* START *
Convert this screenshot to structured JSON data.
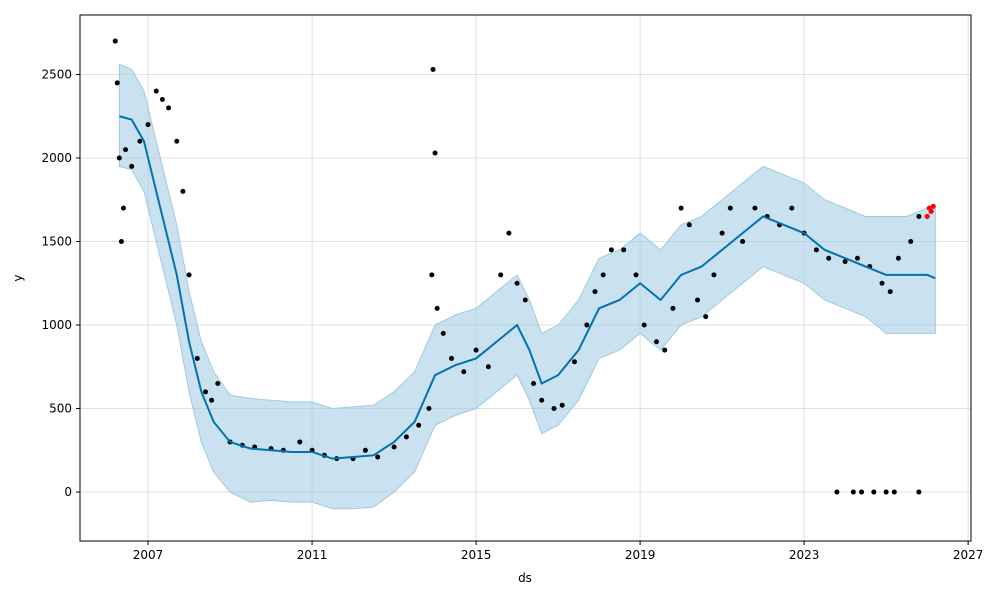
{
  "chart_data": {
    "type": "forecast",
    "x_label": "ds",
    "y_label": "y",
    "xlim": [
      2005.34,
      2027.07
    ],
    "ylim": [
      -293,
      2856
    ],
    "xticks": [
      2007,
      2011,
      2015,
      2019,
      2023,
      2027
    ],
    "yticks": [
      0,
      500,
      1000,
      1500,
      2000,
      2500
    ],
    "grid": true,
    "forecast": {
      "line_color": "#0072b2",
      "band_color": "#9ecae1",
      "x": [
        2006.3,
        2006.6,
        2006.9,
        2007.1,
        2007.4,
        2007.7,
        2008.0,
        2008.3,
        2008.6,
        2009.0,
        2009.5,
        2010.0,
        2010.5,
        2011.0,
        2011.5,
        2012.0,
        2012.5,
        2013.0,
        2013.5,
        2014.0,
        2014.5,
        2015.0,
        2015.5,
        2016.0,
        2016.3,
        2016.6,
        2017.0,
        2017.5,
        2018.0,
        2018.5,
        2019.0,
        2019.5,
        2020.0,
        2020.5,
        2021.0,
        2021.5,
        2022.0,
        2022.5,
        2023.0,
        2023.5,
        2024.0,
        2024.5,
        2025.0,
        2025.5,
        2026.0,
        2026.2
      ],
      "yhat": [
        2250,
        2230,
        2100,
        1900,
        1600,
        1300,
        900,
        600,
        420,
        300,
        260,
        250,
        240,
        240,
        200,
        210,
        220,
        300,
        420,
        700,
        760,
        800,
        900,
        1000,
        850,
        650,
        700,
        850,
        1100,
        1150,
        1250,
        1150,
        1300,
        1350,
        1450,
        1550,
        1650,
        1600,
        1550,
        1450,
        1400,
        1350,
        1300,
        1300,
        1300,
        1280
      ],
      "upper": [
        2560,
        2530,
        2400,
        2200,
        1900,
        1600,
        1200,
        900,
        720,
        580,
        560,
        550,
        540,
        540,
        500,
        510,
        520,
        600,
        720,
        1000,
        1060,
        1100,
        1200,
        1300,
        1150,
        950,
        1000,
        1150,
        1400,
        1450,
        1550,
        1450,
        1600,
        1650,
        1750,
        1850,
        1950,
        1900,
        1850,
        1750,
        1700,
        1650,
        1650,
        1650,
        1700,
        1700
      ],
      "lower": [
        1950,
        1930,
        1800,
        1600,
        1300,
        1000,
        600,
        300,
        120,
        0,
        -60,
        -50,
        -60,
        -60,
        -100,
        -100,
        -90,
        0,
        120,
        400,
        460,
        500,
        600,
        700,
        550,
        350,
        400,
        550,
        800,
        850,
        950,
        850,
        1000,
        1050,
        1150,
        1250,
        1350,
        1300,
        1250,
        1150,
        1100,
        1050,
        950,
        950,
        950,
        950
      ]
    },
    "points": {
      "color": "#000000",
      "x": [
        2006.2,
        2006.25,
        2006.3,
        2006.35,
        2006.4,
        2006.45,
        2006.6,
        2006.8,
        2007.0,
        2007.2,
        2007.35,
        2007.5,
        2007.7,
        2007.85,
        2008.0,
        2008.2,
        2008.4,
        2008.55,
        2008.7,
        2009.0,
        2009.3,
        2009.6,
        2010.0,
        2010.3,
        2010.7,
        2011.0,
        2011.3,
        2011.6,
        2012.0,
        2012.3,
        2012.6,
        2013.0,
        2013.3,
        2013.6,
        2013.85,
        2013.92,
        2013.95,
        2014.0,
        2014.05,
        2014.2,
        2014.4,
        2014.7,
        2015.0,
        2015.3,
        2015.6,
        2015.8,
        2016.0,
        2016.2,
        2016.4,
        2016.6,
        2016.9,
        2017.1,
        2017.4,
        2017.7,
        2017.9,
        2018.1,
        2018.3,
        2018.6,
        2018.9,
        2019.1,
        2019.4,
        2019.6,
        2019.8,
        2020.0,
        2020.2,
        2020.4,
        2020.6,
        2020.8,
        2021.0,
        2021.2,
        2021.5,
        2021.8,
        2022.1,
        2022.4,
        2022.7,
        2023.0,
        2023.3,
        2023.6,
        2024.0,
        2024.3,
        2024.6,
        2024.9,
        2025.1,
        2025.3,
        2025.6,
        2025.8,
        2023.8,
        2024.2,
        2024.4,
        2024.7,
        2025.0,
        2025.2,
        2025.8
      ],
      "y": [
        2700,
        2450,
        2000,
        1500,
        1700,
        2050,
        1950,
        2100,
        2200,
        2400,
        2350,
        2300,
        2100,
        1800,
        1300,
        800,
        600,
        550,
        650,
        300,
        280,
        270,
        260,
        250,
        300,
        250,
        220,
        200,
        200,
        250,
        210,
        270,
        330,
        400,
        500,
        1300,
        2530,
        2030,
        1100,
        950,
        800,
        720,
        850,
        750,
        1300,
        1550,
        1250,
        1150,
        650,
        550,
        500,
        520,
        780,
        1000,
        1200,
        1300,
        1450,
        1450,
        1300,
        1000,
        900,
        850,
        1100,
        1700,
        1600,
        1150,
        1050,
        1300,
        1550,
        1700,
        1500,
        1700,
        1650,
        1600,
        1700,
        1550,
        1450,
        1400,
        1380,
        1400,
        1350,
        1250,
        1200,
        1400,
        1500,
        1650,
        0,
        0,
        0,
        0,
        0,
        0,
        0
      ]
    },
    "recent": {
      "color": "#ff0000",
      "x": [
        2026.0,
        2026.05,
        2026.1,
        2026.15
      ],
      "y": [
        1650,
        1700,
        1680,
        1710
      ]
    }
  }
}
* END *
▶ _SHORT EXERCISE_
All of the lines above should be retyped precisely, apart from the pictures.

▶ _OUTPUT FOR THIS EXERCISE_
Convert this screenshot to structured JSON data.
{
  "chart_data": {
    "type": "forecast",
    "x_label": "ds",
    "y_label": "y",
    "xlim": [
      2005.34,
      2027.07
    ],
    "ylim": [
      -293,
      2856
    ],
    "xticks": [
      2007,
      2011,
      2015,
      2019,
      2023,
      2027
    ],
    "yticks": [
      0,
      500,
      1000,
      1500,
      2000,
      2500
    ],
    "grid": true,
    "forecast": {
      "line_color": "#0072b2",
      "band_color": "#9ecae1",
      "x": [
        2006.3,
        2006.6,
        2006.9,
        2007.1,
        2007.4,
        2007.7,
        2008.0,
        2008.3,
        2008.6,
        2009.0,
        2009.5,
        2010.0,
        2010.5,
        2011.0,
        2011.5,
        2012.0,
        2012.5,
        2013.0,
        2013.5,
        2014.0,
        2014.5,
        2015.0,
        2015.5,
        2016.0,
        2016.3,
        2016.6,
        2017.0,
        2017.5,
        2018.0,
        2018.5,
        2019.0,
        2019.5,
        2020.0,
        2020.5,
        2021.0,
        2021.5,
        2022.0,
        2022.5,
        2023.0,
        2023.5,
        2024.0,
        2024.5,
        2025.0,
        2025.5,
        2026.0,
        2026.2
      ],
      "yhat": [
        2250,
        2230,
        2100,
        1900,
        1600,
        1300,
        900,
        600,
        420,
        300,
        260,
        250,
        240,
        240,
        200,
        210,
        220,
        300,
        420,
        700,
        760,
        800,
        900,
        1000,
        850,
        650,
        700,
        850,
        1100,
        1150,
        1250,
        1150,
        1300,
        1350,
        1450,
        1550,
        1650,
        1600,
        1550,
        1450,
        1400,
        1350,
        1300,
        1300,
        1300,
        1280
      ],
      "upper": [
        2560,
        2530,
        2400,
        2200,
        1900,
        1600,
        1200,
        900,
        720,
        580,
        560,
        550,
        540,
        540,
        500,
        510,
        520,
        600,
        720,
        1000,
        1060,
        1100,
        1200,
        1300,
        1150,
        950,
        1000,
        1150,
        1400,
        1450,
        1550,
        1450,
        1600,
        1650,
        1750,
        1850,
        1950,
        1900,
        1850,
        1750,
        1700,
        1650,
        1650,
        1650,
        1700,
        1700
      ],
      "lower": [
        1950,
        1930,
        1800,
        1600,
        1300,
        1000,
        600,
        300,
        120,
        0,
        -60,
        -50,
        -60,
        -60,
        -100,
        -100,
        -90,
        0,
        120,
        400,
        460,
        500,
        600,
        700,
        550,
        350,
        400,
        550,
        800,
        850,
        950,
        850,
        1000,
        1050,
        1150,
        1250,
        1350,
        1300,
        1250,
        1150,
        1100,
        1050,
        950,
        950,
        950,
        950
      ]
    },
    "points": {
      "color": "#000000",
      "x": [
        2006.2,
        2006.25,
        2006.3,
        2006.35,
        2006.4,
        2006.45,
        2006.6,
        2006.8,
        2007.0,
        2007.2,
        2007.35,
        2007.5,
        2007.7,
        2007.85,
        2008.0,
        2008.2,
        2008.4,
        2008.55,
        2008.7,
        2009.0,
        2009.3,
        2009.6,
        2010.0,
        2010.3,
        2010.7,
        2011.0,
        2011.3,
        2011.6,
        2012.0,
        2012.3,
        2012.6,
        2013.0,
        2013.3,
        2013.6,
        2013.85,
        2013.92,
        2013.95,
        2014.0,
        2014.05,
        2014.2,
        2014.4,
        2014.7,
        2015.0,
        2015.3,
        2015.6,
        2015.8,
        2016.0,
        2016.2,
        2016.4,
        2016.6,
        2016.9,
        2017.1,
        2017.4,
        2017.7,
        2017.9,
        2018.1,
        2018.3,
        2018.6,
        2018.9,
        2019.1,
        2019.4,
        2019.6,
        2019.8,
        2020.0,
        2020.2,
        2020.4,
        2020.6,
        2020.8,
        2021.0,
        2021.2,
        2021.5,
        2021.8,
        2022.1,
        2022.4,
        2022.7,
        2023.0,
        2023.3,
        2023.6,
        2024.0,
        2024.3,
        2024.6,
        2024.9,
        2025.1,
        2025.3,
        2025.6,
        2025.8,
        2023.8,
        2024.2,
        2024.4,
        2024.7,
        2025.0,
        2025.2,
        2025.8
      ],
      "y": [
        2700,
        2450,
        2000,
        1500,
        1700,
        2050,
        1950,
        2100,
        2200,
        2400,
        2350,
        2300,
        2100,
        1800,
        1300,
        800,
        600,
        550,
        650,
        300,
        280,
        270,
        260,
        250,
        300,
        250,
        220,
        200,
        200,
        250,
        210,
        270,
        330,
        400,
        500,
        1300,
        2530,
        2030,
        1100,
        950,
        800,
        720,
        850,
        750,
        1300,
        1550,
        1250,
        1150,
        650,
        550,
        500,
        520,
        780,
        1000,
        1200,
        1300,
        1450,
        1450,
        1300,
        1000,
        900,
        850,
        1100,
        1700,
        1600,
        1150,
        1050,
        1300,
        1550,
        1700,
        1500,
        1700,
        1650,
        1600,
        1700,
        1550,
        1450,
        1400,
        1380,
        1400,
        1350,
        1250,
        1200,
        1400,
        1500,
        1650,
        0,
        0,
        0,
        0,
        0,
        0,
        0
      ]
    },
    "recent": {
      "color": "#ff0000",
      "x": [
        2026.0,
        2026.05,
        2026.1,
        2026.15
      ],
      "y": [
        1650,
        1700,
        1680,
        1710
      ]
    }
  }
}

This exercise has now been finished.